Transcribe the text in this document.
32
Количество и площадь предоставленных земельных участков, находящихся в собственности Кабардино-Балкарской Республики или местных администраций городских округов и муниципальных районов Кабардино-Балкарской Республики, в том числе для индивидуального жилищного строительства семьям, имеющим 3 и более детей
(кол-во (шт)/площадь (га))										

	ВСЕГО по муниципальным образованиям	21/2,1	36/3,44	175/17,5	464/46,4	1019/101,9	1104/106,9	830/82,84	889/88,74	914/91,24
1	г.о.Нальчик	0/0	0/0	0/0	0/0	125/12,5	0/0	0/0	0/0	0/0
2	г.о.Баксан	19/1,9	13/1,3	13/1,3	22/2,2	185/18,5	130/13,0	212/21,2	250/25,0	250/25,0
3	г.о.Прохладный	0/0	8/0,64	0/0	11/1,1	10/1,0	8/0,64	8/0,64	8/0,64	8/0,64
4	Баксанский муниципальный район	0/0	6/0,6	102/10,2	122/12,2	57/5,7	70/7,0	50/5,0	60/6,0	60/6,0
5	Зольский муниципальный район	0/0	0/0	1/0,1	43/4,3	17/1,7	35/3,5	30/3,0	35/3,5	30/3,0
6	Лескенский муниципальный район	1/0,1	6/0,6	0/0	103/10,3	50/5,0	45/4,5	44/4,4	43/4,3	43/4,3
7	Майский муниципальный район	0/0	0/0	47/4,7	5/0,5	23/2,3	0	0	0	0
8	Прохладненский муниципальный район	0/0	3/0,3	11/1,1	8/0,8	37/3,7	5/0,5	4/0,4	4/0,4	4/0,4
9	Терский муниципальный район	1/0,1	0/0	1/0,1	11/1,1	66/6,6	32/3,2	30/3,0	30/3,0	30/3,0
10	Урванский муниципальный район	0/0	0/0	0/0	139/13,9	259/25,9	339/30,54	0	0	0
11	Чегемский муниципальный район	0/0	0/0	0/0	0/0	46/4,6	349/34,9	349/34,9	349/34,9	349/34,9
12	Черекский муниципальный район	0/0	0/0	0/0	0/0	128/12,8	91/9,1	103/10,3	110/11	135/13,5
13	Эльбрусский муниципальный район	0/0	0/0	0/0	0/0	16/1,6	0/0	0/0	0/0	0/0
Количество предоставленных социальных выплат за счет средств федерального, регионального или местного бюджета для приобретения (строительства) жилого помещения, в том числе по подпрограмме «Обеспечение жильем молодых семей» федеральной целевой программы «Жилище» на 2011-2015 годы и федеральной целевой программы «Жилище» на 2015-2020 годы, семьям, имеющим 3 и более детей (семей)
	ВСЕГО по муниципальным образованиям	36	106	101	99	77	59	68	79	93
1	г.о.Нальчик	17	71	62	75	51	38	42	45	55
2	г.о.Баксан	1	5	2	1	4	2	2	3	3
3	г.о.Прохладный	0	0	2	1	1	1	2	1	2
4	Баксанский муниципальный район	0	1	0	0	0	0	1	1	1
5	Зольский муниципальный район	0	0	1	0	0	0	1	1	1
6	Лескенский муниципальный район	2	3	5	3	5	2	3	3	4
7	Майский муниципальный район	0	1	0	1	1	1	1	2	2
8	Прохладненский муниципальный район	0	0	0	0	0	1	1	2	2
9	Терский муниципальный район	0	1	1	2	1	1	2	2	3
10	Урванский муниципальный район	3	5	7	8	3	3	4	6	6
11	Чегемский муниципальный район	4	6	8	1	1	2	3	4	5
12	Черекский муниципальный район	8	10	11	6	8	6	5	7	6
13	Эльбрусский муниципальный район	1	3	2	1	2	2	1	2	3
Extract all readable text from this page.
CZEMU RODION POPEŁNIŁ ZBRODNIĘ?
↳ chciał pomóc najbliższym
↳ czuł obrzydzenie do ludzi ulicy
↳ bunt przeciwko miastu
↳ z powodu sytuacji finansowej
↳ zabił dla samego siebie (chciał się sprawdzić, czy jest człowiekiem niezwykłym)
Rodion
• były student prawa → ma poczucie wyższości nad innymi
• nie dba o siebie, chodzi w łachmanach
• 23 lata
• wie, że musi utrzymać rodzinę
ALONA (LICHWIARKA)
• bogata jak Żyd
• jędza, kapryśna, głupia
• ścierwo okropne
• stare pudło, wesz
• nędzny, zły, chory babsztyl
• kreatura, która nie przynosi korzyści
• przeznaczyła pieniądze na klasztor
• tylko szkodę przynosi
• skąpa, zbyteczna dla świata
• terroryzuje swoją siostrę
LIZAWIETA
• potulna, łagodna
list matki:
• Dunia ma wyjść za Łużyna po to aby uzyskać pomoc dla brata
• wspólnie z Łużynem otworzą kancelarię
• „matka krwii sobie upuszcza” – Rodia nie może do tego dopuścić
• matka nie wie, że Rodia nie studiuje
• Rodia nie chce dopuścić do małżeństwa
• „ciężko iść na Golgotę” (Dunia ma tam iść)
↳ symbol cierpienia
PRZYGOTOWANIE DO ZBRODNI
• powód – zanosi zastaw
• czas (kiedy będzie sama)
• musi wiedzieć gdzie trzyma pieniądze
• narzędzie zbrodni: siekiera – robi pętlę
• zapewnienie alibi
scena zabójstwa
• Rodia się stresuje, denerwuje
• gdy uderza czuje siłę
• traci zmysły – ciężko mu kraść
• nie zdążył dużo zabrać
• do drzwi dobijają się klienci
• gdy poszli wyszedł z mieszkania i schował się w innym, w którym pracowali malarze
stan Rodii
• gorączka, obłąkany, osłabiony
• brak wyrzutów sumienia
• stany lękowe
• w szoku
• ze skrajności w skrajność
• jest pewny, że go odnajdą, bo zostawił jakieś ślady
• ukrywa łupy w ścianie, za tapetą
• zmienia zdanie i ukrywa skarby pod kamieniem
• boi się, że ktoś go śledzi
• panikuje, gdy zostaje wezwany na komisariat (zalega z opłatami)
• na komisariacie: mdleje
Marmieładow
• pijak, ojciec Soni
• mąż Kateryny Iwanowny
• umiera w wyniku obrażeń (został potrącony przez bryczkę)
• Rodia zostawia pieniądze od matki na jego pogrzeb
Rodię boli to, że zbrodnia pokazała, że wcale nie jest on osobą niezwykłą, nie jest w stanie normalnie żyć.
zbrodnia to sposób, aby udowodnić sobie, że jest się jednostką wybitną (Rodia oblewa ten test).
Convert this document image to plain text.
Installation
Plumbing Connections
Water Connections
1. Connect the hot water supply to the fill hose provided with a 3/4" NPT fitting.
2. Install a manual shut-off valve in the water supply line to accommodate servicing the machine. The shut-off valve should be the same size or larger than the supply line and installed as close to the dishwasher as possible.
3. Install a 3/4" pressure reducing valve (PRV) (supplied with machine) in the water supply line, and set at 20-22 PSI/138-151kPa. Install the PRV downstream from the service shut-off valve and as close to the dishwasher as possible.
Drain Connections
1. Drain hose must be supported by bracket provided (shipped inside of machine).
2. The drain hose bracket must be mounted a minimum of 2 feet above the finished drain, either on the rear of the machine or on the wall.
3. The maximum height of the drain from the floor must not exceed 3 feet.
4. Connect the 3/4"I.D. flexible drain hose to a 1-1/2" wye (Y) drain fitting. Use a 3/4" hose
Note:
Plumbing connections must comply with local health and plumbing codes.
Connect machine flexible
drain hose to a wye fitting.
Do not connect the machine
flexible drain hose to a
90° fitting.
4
⁂
**Problem description:** Write out all the records above again, exactly as they stand.

**Solved problem:**
Transcribe the text in this document.
32
Количество и площадь предоставленных земельных участков, находящихся в собственности Кабардино-Балкарской Республики или местных администраций городских округов и муниципальных районов Кабардино-Балкарской Республики, в том числе для индивидуального жилищного строительства семьям, имеющим 3 и более детей
(кол-во (шт)/площадь (га))										

	ВСЕГО по муниципальным образованиям	21/2,1	36/3,44	175/17,5	464/46,4	1019/101,9	1104/106,9	830/82,84	889/88,74	914/91,24
1	г.о.Нальчик	0/0	0/0	0/0	0/0	125/12,5	0/0	0/0	0/0	0/0
2	г.о.Баксан	19/1,9	13/1,3	13/1,3	22/2,2	185/18,5	130/13,0	212/21,2	250/25,0	250/25,0
3	г.о.Прохладный	0/0	8/0,64	0/0	11/1,1	10/1,0	8/0,64	8/0,64	8/0,64	8/0,64
4	Баксанский муниципальный район	0/0	6/0,6	102/10,2	122/12,2	57/5,7	70/7,0	50/5,0	60/6,0	60/6,0
5	Зольский муниципальный район	0/0	0/0	1/0,1	43/4,3	17/1,7	35/3,5	30/3,0	35/3,5	30/3,0
6	Лескенский муниципальный район	1/0,1	6/0,6	0/0	103/10,3	50/5,0	45/4,5	44/4,4	43/4,3	43/4,3
7	Майский муниципальный район	0/0	0/0	47/4,7	5/0,5	23/2,3	0	0	0	0
8	Прохладненский муниципальный район	0/0	3/0,3	11/1,1	8/0,8	37/3,7	5/0,5	4/0,4	4/0,4	4/0,4
9	Терский муниципальный район	1/0,1	0/0	1/0,1	11/1,1	66/6,6	32/3,2	30/3,0	30/3,0	30/3,0
10	Урванский муниципальный район	0/0	0/0	0/0	139/13,9	259/25,9	339/30,54	0	0	0
11	Чегемский муниципальный район	0/0	0/0	0/0	0/0	46/4,6	349/34,9	349/34,9	349/34,9	349/34,9
12	Черекский муниципальный район	0/0	0/0	0/0	0/0	128/12,8	91/9,1	103/10,3	110/11	135/13,5
13	Эльбрусский муниципальный район	0/0	0/0	0/0	0/0	16/1,6	0/0	0/0	0/0	0/0
Количество предоставленных социальных выплат за счет средств федерального, регионального или местного бюджета для приобретения (строительства) жилого помещения, в том числе по подпрограмме «Обеспечение жильем молодых семей» федеральной целевой программы «Жилище» на 2011-2015 годы и федеральной целевой программы «Жилище» на 2015-2020 годы, семьям, имеющим 3 и более детей (семей)
	ВСЕГО по муниципальным образованиям	36	106	101	99	77	59	68	79	93
1	г.о.Нальчик	17	71	62	75	51	38	42	45	55
2	г.о.Баксан	1	5	2	1	4	2	2	3	3
3	г.о.Прохладный	0	0	2	1	1	1	2	1	2
4	Баксанский муниципальный район	0	1	0	0	0	0	1	1	1
5	Зольский муниципальный район	0	0	1	0	0	0	1	1	1
6	Лескенский муниципальный район	2	3	5	3	5	2	3	3	4
7	Майский муниципальный район	0	1	0	1	1	1	1	2	2
8	Прохладненский муниципальный район	0	0	0	0	0	1	1	2	2
9	Терский муниципальный район	0	1	1	2	1	1	2	2	3
10	Урванский муниципальный район	3	5	7	8	3	3	4	6	6
11	Чегемский муниципальный район	4	6	8	1	1	2	3	4	5
12	Черекский муниципальный район	8	10	11	6	8	6	5	7	6
13	Эльбрусский муниципальный район	1	3	2	1	2	2	1	2	3
Extract all readable text from this page.
CZEMU RODION POPEŁNIŁ ZBRODNIĘ?
↳ chciał pomóc najbliższym
↳ czuł obrzydzenie do ludzi ulicy
↳ bunt przeciwko miastu
↳ z powodu sytuacji finansowej
↳ zabił dla samego siebie (chciał się sprawdzić, czy jest człowiekiem niezwykłym)
Rodion
• były student prawa → ma poczucie wyższości nad innymi
• nie dba o siebie, chodzi w łachmanach
• 23 lata
• wie, że musi utrzymać rodzinę
ALONA (LICHWIARKA)
• bogata jak Żyd
• jędza, kapryśna, głupia
• ścierwo okropne
• stare pudło, wesz
• nędzny, zły, chory babsztyl
• kreatura, która nie przynosi korzyści
• przeznaczyła pieniądze na klasztor
• tylko szkodę przynosi
• skąpa, zbyteczna dla świata
• terroryzuje swoją siostrę
LIZAWIETA
• potulna, łagodna
list matki:
• Dunia ma wyjść za Łużyna po to aby uzyskać pomoc dla brata
• wspólnie z Łużynem otworzą kancelarię
• „matka krwii sobie upuszcza” – Rodia nie może do tego dopuścić
• matka nie wie, że Rodia nie studiuje
• Rodia nie chce dopuścić do małżeństwa
• „ciężko iść na Golgotę” (Dunia ma tam iść)
↳ symbol cierpienia
PRZYGOTOWANIE DO ZBRODNI
• powód – zanosi zastaw
• czas (kiedy będzie sama)
• musi wiedzieć gdzie trzyma pieniądze
• narzędzie zbrodni: siekiera – robi pętlę
• zapewnienie alibi
scena zabójstwa
• Rodia się stresuje, denerwuje
• gdy uderza czuje siłę
• traci zmysły – ciężko mu kraść
• nie zdążył dużo zabrać
• do drzwi dobijają się klienci
• gdy poszli wyszedł z mieszkania i schował się w innym, w którym pracowali malarze
stan Rodii
• gorączka, obłąkany, osłabiony
• brak wyrzutów sumienia
• stany lękowe
• w szoku
• ze skrajności w skrajność
• jest pewny, że go odnajdą, bo zostawił jakieś ślady
• ukrywa łupy w ścianie, za tapetą
• zmienia zdanie i ukrywa skarby pod kamieniem
• boi się, że ktoś go śledzi
• panikuje, gdy zostaje wezwany na komisariat (zalega z opłatami)
• na komisariacie: mdleje
Marmieładow
• pijak, ojciec Soni
• mąż Kateryny Iwanowny
• umiera w wyniku obrażeń (został potrącony przez bryczkę)
• Rodia zostawia pieniądze od matki na jego pogrzeb
Rodię boli to, że zbrodnia pokazała, że wcale nie jest on osobą niezwykłą, nie jest w stanie normalnie żyć.
zbrodnia to sposób, aby udowodnić sobie, że jest się jednostką wybitną (Rodia oblewa ten test).
Convert this document image to plain text.
Installation
Plumbing Connections
Water Connections
1. Connect the hot water supply to the fill hose provided with a 3/4" NPT fitting.
2. Install a manual shut-off valve in the water supply line to accommodate servicing the machine. The shut-off valve should be the same size or larger than the supply line and installed as close to the dishwasher as possible.
3. Install a 3/4" pressure reducing valve (PRV) (supplied with machine) in the water supply line, and set at 20-22 PSI/138-151kPa. Install the PRV downstream from the service shut-off valve and as close to the dishwasher as possible.
Drain Connections
1. Drain hose must be supported by bracket provided (shipped inside of machine).
2. The drain hose bracket must be mounted a minimum of 2 feet above the finished drain, either on the rear of the machine or on the wall.
3. The maximum height of the drain from the floor must not exceed 3 feet.
4. Connect the 3/4"I.D. flexible drain hose to a 1-1/2" wye (Y) drain fitting. Use a 3/4" hose
Note:
Plumbing connections must comply with local health and plumbing codes.
Connect machine flexible
drain hose to a wye fitting.
Do not connect the machine
flexible drain hose to a
90° fitting.
4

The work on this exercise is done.